*** SUPPLIED MATERIAL

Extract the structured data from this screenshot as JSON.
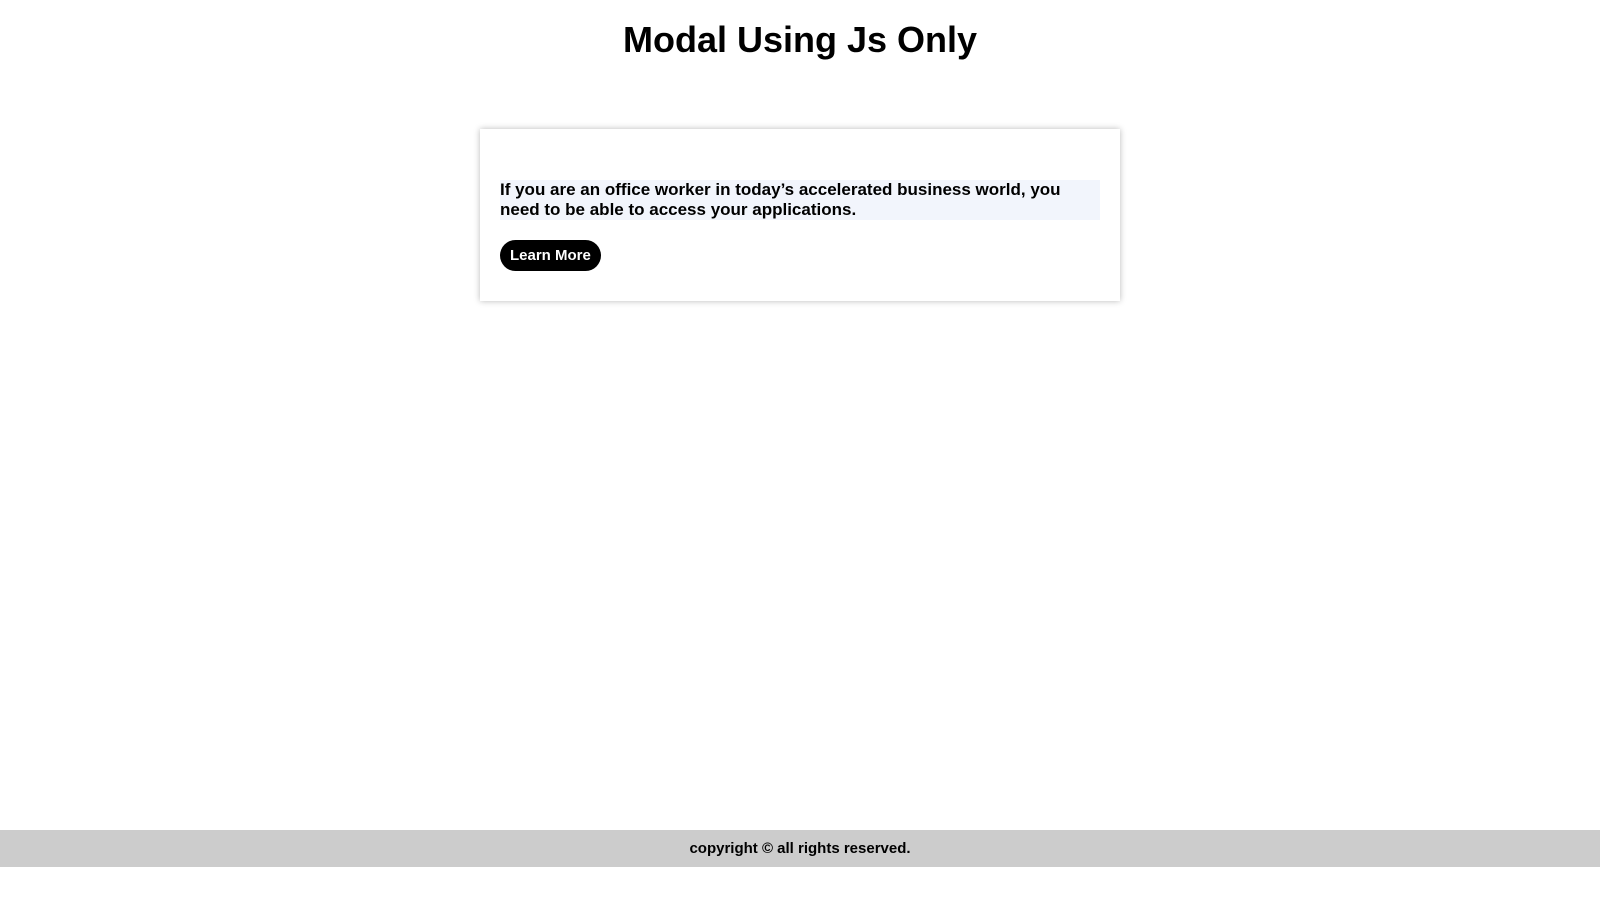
{
  "header": {
    "title": "Modal Using Js Only"
  },
  "card": {
    "text": "If you are an office worker in today’s accelerated business world, you need to be able to access your applications.",
    "button_label": "Learn More"
  },
  "footer": {
    "copyright": "copyright © all rights reserved."
  },
  "colors": {
    "background": "#ffffff",
    "button_background": "#000000",
    "button_text": "#ffffff",
    "text_highlight": "#f2f5fc",
    "footer_background": "#cccccc"
  }
}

******

JOB: Transcribe the material exactly, keeping every word and none of the pictures.

FINISHED EXERCISE:
Extract the structured data from this screenshot as JSON.
{
  "header": {
    "title": "Modal Using Js Only"
  },
  "card": {
    "text": "If you are an office worker in today’s accelerated business world, you need to be able to access your applications.",
    "button_label": "Learn More"
  },
  "footer": {
    "copyright": "copyright © all rights reserved."
  },
  "colors": {
    "background": "#ffffff",
    "button_background": "#000000",
    "button_text": "#ffffff",
    "text_highlight": "#f2f5fc",
    "footer_background": "#cccccc"
  }
}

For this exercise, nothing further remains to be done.